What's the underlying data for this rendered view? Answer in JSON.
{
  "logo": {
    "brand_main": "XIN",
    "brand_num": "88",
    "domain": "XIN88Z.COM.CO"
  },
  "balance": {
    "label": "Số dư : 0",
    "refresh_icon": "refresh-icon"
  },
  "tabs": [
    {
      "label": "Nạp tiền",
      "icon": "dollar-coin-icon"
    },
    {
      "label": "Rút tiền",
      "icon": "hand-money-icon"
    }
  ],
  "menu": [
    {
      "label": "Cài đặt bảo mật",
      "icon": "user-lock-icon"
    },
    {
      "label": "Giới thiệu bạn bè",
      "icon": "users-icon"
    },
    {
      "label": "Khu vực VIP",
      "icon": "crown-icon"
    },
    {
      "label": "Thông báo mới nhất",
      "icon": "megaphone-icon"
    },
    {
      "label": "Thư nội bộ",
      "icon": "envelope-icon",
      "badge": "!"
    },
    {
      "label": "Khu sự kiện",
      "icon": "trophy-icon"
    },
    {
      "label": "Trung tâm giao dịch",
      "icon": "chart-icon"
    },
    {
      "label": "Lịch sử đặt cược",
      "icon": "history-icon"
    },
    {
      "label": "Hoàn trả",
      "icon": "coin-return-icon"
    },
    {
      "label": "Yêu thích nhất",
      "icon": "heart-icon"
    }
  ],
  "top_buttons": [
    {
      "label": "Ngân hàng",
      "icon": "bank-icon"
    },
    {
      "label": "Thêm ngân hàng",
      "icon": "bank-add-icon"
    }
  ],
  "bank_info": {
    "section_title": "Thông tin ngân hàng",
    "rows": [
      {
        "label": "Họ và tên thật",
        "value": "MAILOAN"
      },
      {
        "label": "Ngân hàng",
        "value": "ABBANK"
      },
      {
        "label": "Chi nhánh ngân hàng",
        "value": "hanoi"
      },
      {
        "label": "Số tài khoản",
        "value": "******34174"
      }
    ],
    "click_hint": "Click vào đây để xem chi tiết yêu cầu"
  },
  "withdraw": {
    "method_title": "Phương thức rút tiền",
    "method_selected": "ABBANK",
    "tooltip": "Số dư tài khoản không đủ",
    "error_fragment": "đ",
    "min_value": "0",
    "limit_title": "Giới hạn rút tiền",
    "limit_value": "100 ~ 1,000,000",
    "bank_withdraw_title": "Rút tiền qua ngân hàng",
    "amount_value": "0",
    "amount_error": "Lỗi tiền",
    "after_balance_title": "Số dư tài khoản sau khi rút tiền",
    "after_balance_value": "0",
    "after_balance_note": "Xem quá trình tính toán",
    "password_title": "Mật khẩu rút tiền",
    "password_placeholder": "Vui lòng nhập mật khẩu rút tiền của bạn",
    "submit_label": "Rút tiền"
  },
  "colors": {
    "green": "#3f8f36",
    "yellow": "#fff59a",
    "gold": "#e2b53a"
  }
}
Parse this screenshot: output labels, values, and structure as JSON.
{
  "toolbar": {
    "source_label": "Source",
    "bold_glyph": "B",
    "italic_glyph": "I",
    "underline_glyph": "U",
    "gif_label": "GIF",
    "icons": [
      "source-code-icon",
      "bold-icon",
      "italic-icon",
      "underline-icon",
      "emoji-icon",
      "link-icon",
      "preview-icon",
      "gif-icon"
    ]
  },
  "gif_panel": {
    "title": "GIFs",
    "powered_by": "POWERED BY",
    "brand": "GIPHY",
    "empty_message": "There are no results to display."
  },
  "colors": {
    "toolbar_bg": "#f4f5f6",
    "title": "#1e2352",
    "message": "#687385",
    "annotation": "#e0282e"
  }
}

* [GOAL] Repeat, character for character, the lines from the one that holds "Parse this screenshot: output" to the final line of the material, inclusive, and no other lines.

* [EXERCISE RESPONSE]
Parse this screenshot: output labels, values, and structure as JSON.
{
  "toolbar": {
    "source_label": "Source",
    "bold_glyph": "B",
    "italic_glyph": "I",
    "underline_glyph": "U",
    "gif_label": "GIF",
    "icons": [
      "source-code-icon",
      "bold-icon",
      "italic-icon",
      "underline-icon",
      "emoji-icon",
      "link-icon",
      "preview-icon",
      "gif-icon"
    ]
  },
  "gif_panel": {
    "title": "GIFs",
    "powered_by": "POWERED BY",
    "brand": "GIPHY",
    "empty_message": "There are no results to display."
  },
  "colors": {
    "toolbar_bg": "#f4f5f6",
    "title": "#1e2352",
    "message": "#687385",
    "annotation": "#e0282e"
  }
}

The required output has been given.